:: RECORD EXCERPTS ::

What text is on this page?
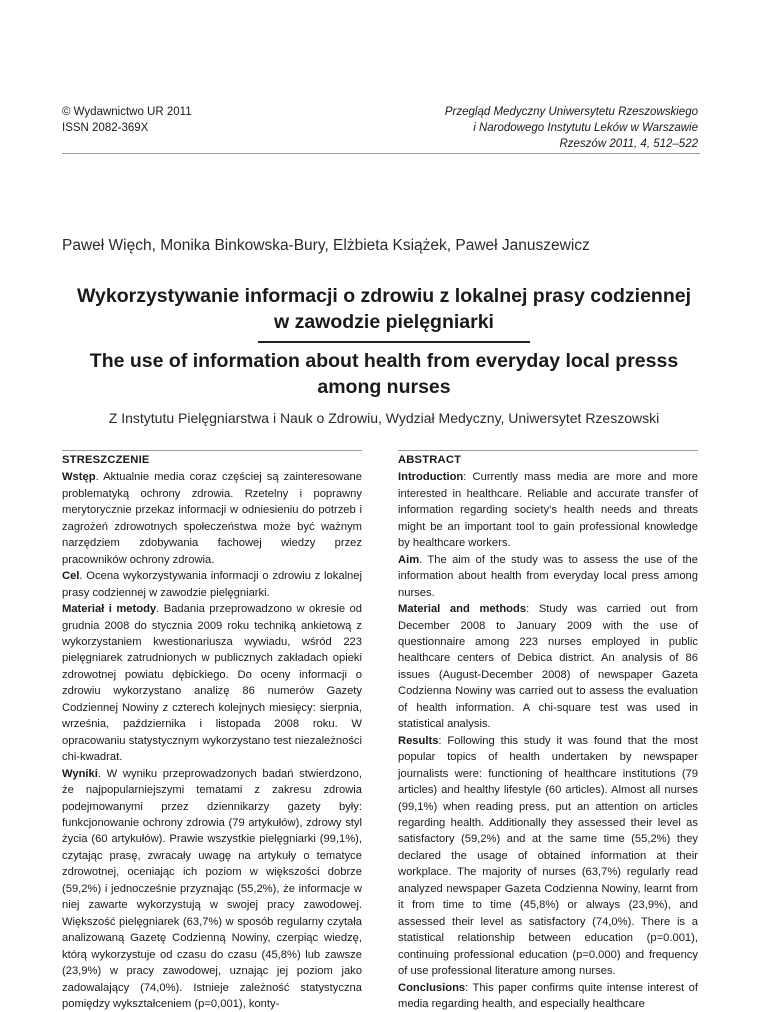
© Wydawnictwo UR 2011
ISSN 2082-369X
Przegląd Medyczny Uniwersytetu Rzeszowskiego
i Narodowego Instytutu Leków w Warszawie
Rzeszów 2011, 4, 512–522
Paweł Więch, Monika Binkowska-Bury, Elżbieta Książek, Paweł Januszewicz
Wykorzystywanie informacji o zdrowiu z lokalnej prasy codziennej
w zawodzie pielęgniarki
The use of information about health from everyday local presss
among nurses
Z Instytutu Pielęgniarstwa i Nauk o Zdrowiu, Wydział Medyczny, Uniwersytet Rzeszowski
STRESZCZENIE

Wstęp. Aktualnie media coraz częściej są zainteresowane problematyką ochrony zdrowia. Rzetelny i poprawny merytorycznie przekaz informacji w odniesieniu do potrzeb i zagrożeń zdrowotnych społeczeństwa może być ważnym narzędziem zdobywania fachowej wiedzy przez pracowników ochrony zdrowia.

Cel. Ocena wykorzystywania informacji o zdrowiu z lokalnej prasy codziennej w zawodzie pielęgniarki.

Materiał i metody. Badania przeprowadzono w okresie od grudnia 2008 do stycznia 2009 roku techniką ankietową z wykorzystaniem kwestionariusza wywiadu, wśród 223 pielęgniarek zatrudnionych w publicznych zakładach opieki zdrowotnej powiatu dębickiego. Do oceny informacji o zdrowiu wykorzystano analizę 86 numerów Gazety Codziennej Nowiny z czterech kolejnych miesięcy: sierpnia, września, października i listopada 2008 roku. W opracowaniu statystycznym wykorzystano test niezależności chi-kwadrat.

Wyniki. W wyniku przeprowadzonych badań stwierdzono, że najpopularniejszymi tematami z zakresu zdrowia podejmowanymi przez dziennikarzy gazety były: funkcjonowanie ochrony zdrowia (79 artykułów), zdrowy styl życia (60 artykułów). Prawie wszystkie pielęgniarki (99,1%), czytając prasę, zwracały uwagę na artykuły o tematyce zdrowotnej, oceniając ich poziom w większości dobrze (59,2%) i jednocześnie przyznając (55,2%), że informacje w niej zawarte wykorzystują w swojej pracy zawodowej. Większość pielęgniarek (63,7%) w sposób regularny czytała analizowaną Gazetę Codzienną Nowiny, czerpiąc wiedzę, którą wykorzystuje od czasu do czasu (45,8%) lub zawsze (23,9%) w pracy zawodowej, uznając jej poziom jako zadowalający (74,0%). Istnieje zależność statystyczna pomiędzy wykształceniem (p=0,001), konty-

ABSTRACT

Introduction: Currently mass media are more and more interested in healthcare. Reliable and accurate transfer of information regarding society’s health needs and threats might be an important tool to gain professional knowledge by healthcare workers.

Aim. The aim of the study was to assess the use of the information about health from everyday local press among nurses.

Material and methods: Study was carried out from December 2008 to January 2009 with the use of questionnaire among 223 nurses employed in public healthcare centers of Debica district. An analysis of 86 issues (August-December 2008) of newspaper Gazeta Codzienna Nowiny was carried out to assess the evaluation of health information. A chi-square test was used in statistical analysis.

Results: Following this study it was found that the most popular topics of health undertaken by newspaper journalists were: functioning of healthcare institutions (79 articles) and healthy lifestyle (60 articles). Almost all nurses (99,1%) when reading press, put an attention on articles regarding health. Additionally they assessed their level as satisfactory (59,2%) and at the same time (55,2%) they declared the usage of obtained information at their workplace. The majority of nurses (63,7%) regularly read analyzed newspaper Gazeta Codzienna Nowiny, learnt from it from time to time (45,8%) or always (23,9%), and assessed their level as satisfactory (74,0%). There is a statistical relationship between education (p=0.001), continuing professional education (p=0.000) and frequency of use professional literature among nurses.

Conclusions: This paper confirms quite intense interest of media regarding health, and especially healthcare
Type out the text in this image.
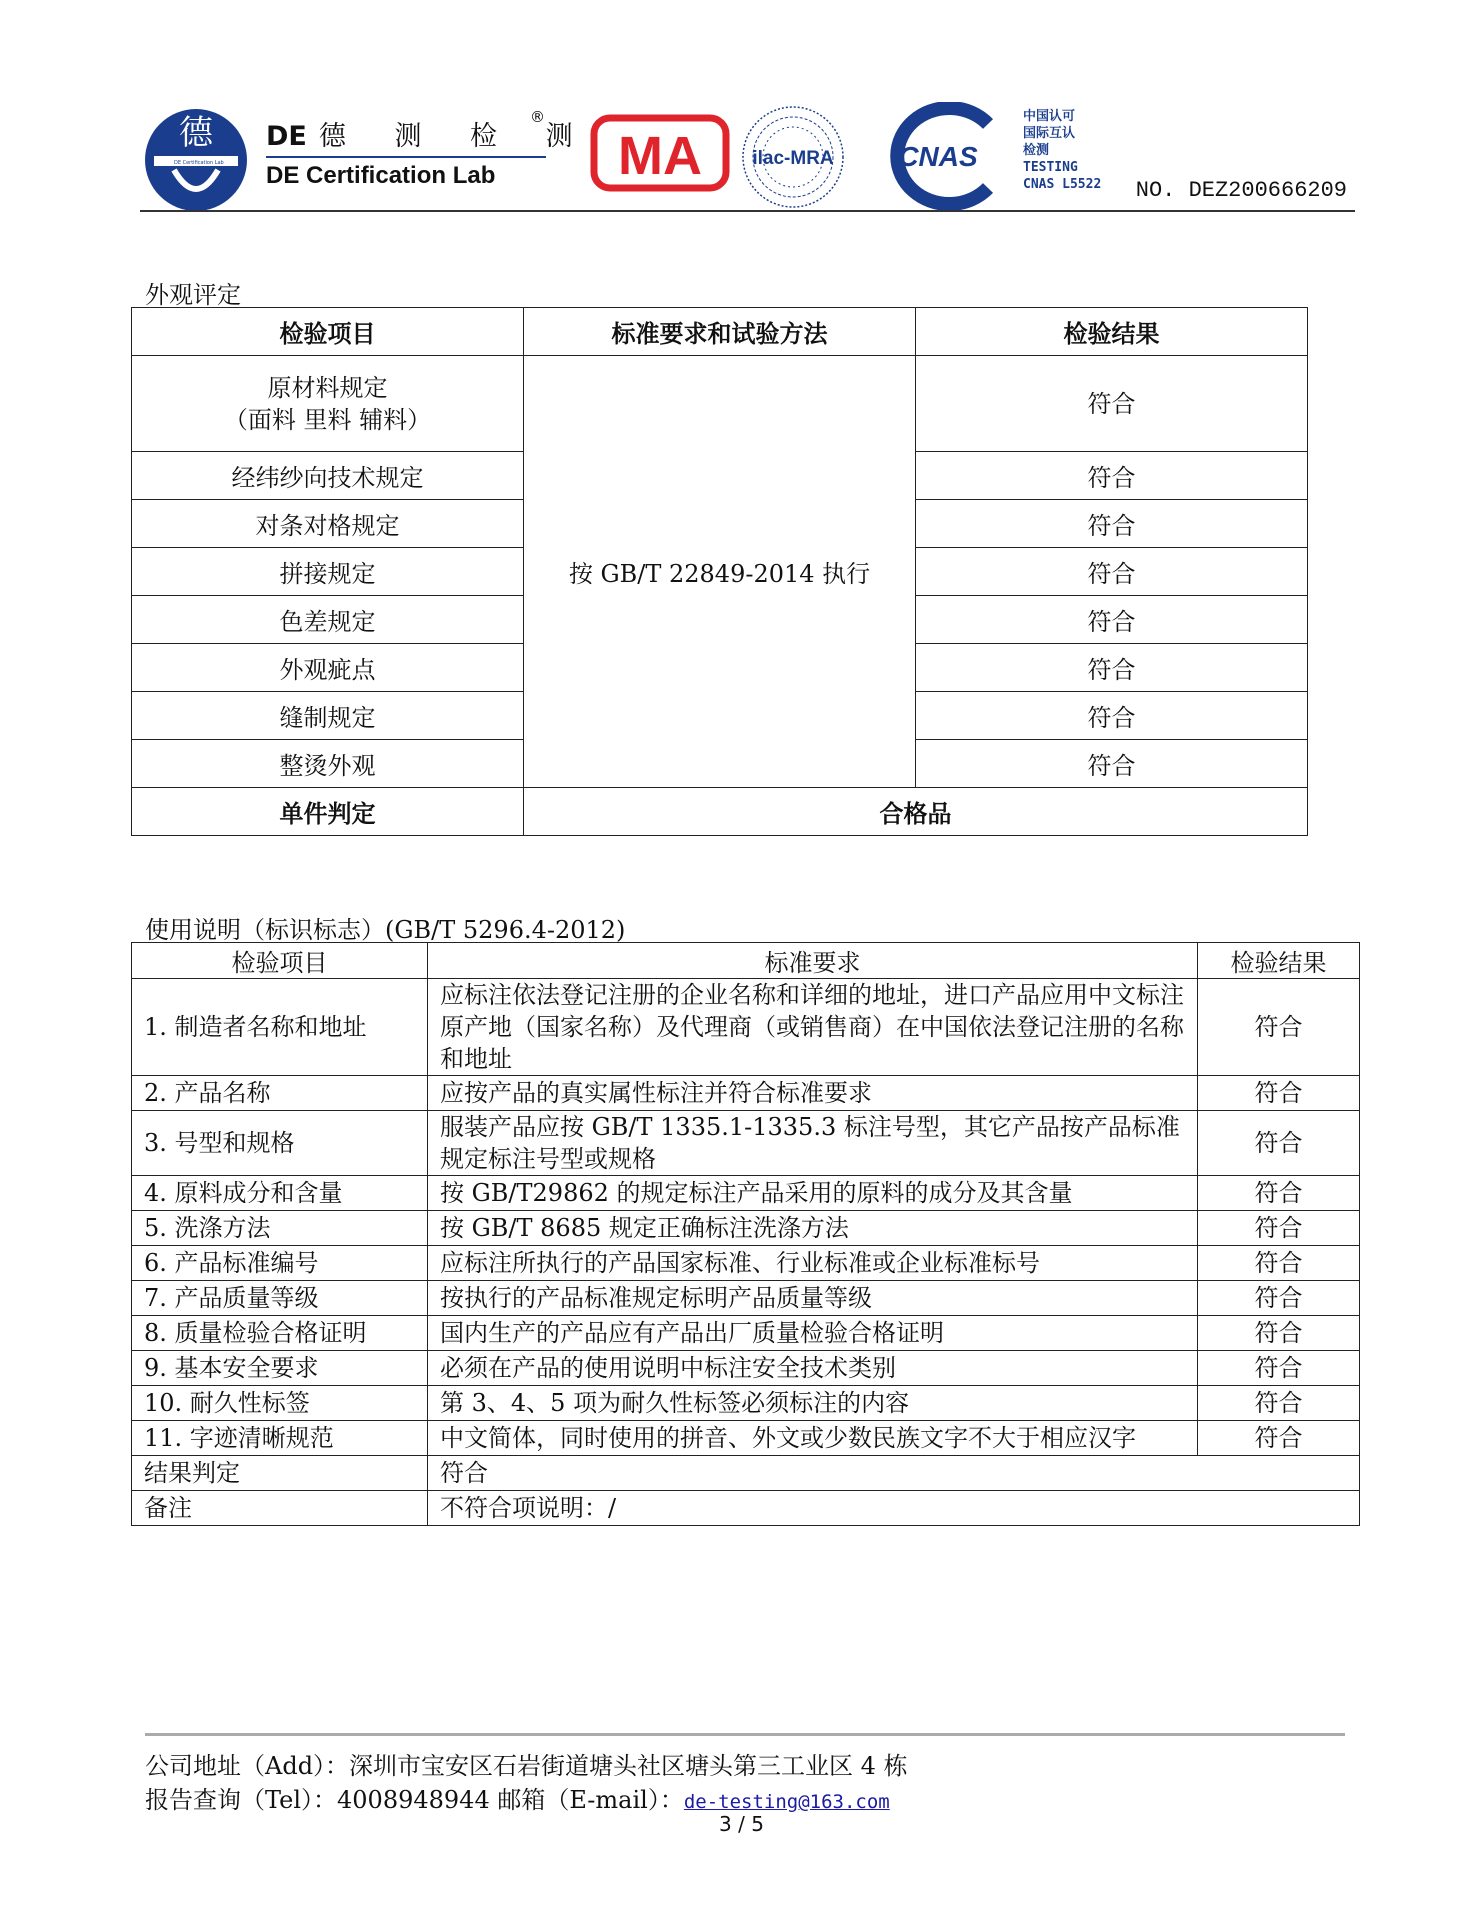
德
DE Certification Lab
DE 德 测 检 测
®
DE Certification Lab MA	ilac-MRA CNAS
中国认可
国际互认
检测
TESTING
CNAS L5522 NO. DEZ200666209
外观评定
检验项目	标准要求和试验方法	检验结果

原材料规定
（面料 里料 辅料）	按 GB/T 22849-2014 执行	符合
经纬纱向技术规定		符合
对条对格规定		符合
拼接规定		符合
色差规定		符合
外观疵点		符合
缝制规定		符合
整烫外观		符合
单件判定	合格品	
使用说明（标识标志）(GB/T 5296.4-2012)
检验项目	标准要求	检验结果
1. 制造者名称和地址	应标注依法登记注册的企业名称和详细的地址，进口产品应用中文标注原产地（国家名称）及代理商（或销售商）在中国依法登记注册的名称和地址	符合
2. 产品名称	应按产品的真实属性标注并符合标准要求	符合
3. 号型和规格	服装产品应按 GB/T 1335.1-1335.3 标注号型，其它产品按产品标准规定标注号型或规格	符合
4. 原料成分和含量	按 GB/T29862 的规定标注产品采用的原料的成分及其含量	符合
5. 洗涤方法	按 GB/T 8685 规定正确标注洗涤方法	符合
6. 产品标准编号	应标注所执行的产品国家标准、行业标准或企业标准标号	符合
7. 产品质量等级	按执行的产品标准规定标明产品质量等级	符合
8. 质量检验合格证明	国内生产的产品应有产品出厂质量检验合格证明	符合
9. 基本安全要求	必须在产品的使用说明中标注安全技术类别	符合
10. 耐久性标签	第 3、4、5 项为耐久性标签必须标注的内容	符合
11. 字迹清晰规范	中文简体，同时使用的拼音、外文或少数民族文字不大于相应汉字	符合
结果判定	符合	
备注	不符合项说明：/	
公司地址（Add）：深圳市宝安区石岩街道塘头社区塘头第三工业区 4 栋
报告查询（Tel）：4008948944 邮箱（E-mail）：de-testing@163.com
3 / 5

:: PROBLEM ::
Write out each line again precisely as it appears, skipping every picture.

:: SOLUTION TO THIS TASK ::
What text is on this page?
© Wydawnictwo UR 2011
ISSN 2082-369X
Przegląd Medyczny Uniwersytetu Rzeszowskiego
i Narodowego Instytutu Leków w Warszawie
Rzeszów 2011, 4, 512–522
Paweł Więch, Monika Binkowska-Bury, Elżbieta Książek, Paweł Januszewicz
Wykorzystywanie informacji o zdrowiu z lokalnej prasy codziennej
w zawodzie pielęgniarki
The use of information about health from everyday local presss
among nurses
Z Instytutu Pielęgniarstwa i Nauk o Zdrowiu, Wydział Medyczny, Uniwersytet Rzeszowski
STRESZCZENIE

Wstęp. Aktualnie media coraz częściej są zainteresowane problematyką ochrony zdrowia. Rzetelny i poprawny merytorycznie przekaz informacji w odniesieniu do potrzeb i zagrożeń zdrowotnych społeczeństwa może być ważnym narzędziem zdobywania fachowej wiedzy przez pracowników ochrony zdrowia.

Cel. Ocena wykorzystywania informacji o zdrowiu z lokalnej prasy codziennej w zawodzie pielęgniarki.

Materiał i metody. Badania przeprowadzono w okresie od grudnia 2008 do stycznia 2009 roku techniką ankietową z wykorzystaniem kwestionariusza wywiadu, wśród 223 pielęgniarek zatrudnionych w publicznych zakładach opieki zdrowotnej powiatu dębickiego. Do oceny informacji o zdrowiu wykorzystano analizę 86 numerów Gazety Codziennej Nowiny z czterech kolejnych miesięcy: sierpnia, września, października i listopada 2008 roku. W opracowaniu statystycznym wykorzystano test niezależności chi-kwadrat.

Wyniki. W wyniku przeprowadzonych badań stwierdzono, że najpopularniejszymi tematami z zakresu zdrowia podejmowanymi przez dziennikarzy gazety były: funkcjonowanie ochrony zdrowia (79 artykułów), zdrowy styl życia (60 artykułów). Prawie wszystkie pielęgniarki (99,1%), czytając prasę, zwracały uwagę na artykuły o tematyce zdrowotnej, oceniając ich poziom w większości dobrze (59,2%) i jednocześnie przyznając (55,2%), że informacje w niej zawarte wykorzystują w swojej pracy zawodowej. Większość pielęgniarek (63,7%) w sposób regularny czytała analizowaną Gazetę Codzienną Nowiny, czerpiąc wiedzę, którą wykorzystuje od czasu do czasu (45,8%) lub zawsze (23,9%) w pracy zawodowej, uznając jej poziom jako zadowalający (74,0%). Istnieje zależność statystyczna pomiędzy wykształceniem (p=0,001), konty-

ABSTRACT

Introduction: Currently mass media are more and more interested in healthcare. Reliable and accurate transfer of information regarding society’s health needs and threats might be an important tool to gain professional knowledge by healthcare workers.

Aim. The aim of the study was to assess the use of the information about health from everyday local press among nurses.

Material and methods: Study was carried out from December 2008 to January 2009 with the use of questionnaire among 223 nurses employed in public healthcare centers of Debica district. An analysis of 86 issues (August-December 2008) of newspaper Gazeta Codzienna Nowiny was carried out to assess the evaluation of health information. A chi-square test was used in statistical analysis.

Results: Following this study it was found that the most popular topics of health undertaken by newspaper journalists were: functioning of healthcare institutions (79 articles) and healthy lifestyle (60 articles). Almost all nurses (99,1%) when reading press, put an attention on articles regarding health. Additionally they assessed their level as satisfactory (59,2%) and at the same time (55,2%) they declared the usage of obtained information at their workplace. The majority of nurses (63,7%) regularly read analyzed newspaper Gazeta Codzienna Nowiny, learnt from it from time to time (45,8%) or always (23,9%), and assessed their level as satisfactory (74,0%). There is a statistical relationship between education (p=0.001), continuing professional education (p=0.000) and frequency of use professional literature among nurses.

Conclusions: This paper confirms quite intense interest of media regarding health, and especially healthcare
Type out the text in this image.
德
DE Certification Lab
DE 德 测 检 测
®
DE Certification Lab MA	ilac-MRA CNAS
中国认可
国际互认
检测
TESTING
CNAS L5522 NO. DEZ200666209
外观评定
检验项目	标准要求和试验方法	检验结果

原材料规定
（面料 里料 辅料）	按 GB/T 22849-2014 执行	符合
经纬纱向技术规定		符合
对条对格规定		符合
拼接规定		符合
色差规定		符合
外观疵点		符合
缝制规定		符合
整烫外观		符合
单件判定	合格品	
使用说明（标识标志）(GB/T 5296.4-2012)
检验项目	标准要求	检验结果
1. 制造者名称和地址	应标注依法登记注册的企业名称和详细的地址，进口产品应用中文标注原产地（国家名称）及代理商（或销售商）在中国依法登记注册的名称和地址	符合
2. 产品名称	应按产品的真实属性标注并符合标准要求	符合
3. 号型和规格	服装产品应按 GB/T 1335.1-1335.3 标注号型，其它产品按产品标准规定标注号型或规格	符合
4. 原料成分和含量	按 GB/T29862 的规定标注产品采用的原料的成分及其含量	符合
5. 洗涤方法	按 GB/T 8685 规定正确标注洗涤方法	符合
6. 产品标准编号	应标注所执行的产品国家标准、行业标准或企业标准标号	符合
7. 产品质量等级	按执行的产品标准规定标明产品质量等级	符合
8. 质量检验合格证明	国内生产的产品应有产品出厂质量检验合格证明	符合
9. 基本安全要求	必须在产品的使用说明中标注安全技术类别	符合
10. 耐久性标签	第 3、4、5 项为耐久性标签必须标注的内容	符合
11. 字迹清晰规范	中文简体，同时使用的拼音、外文或少数民族文字不大于相应汉字	符合
结果判定	符合	
备注	不符合项说明：/	
公司地址（Add）：深圳市宝安区石岩街道塘头社区塘头第三工业区 4 栋
报告查询（Tel）：4008948944 邮箱（E-mail）：de-testing@163.com
3 / 5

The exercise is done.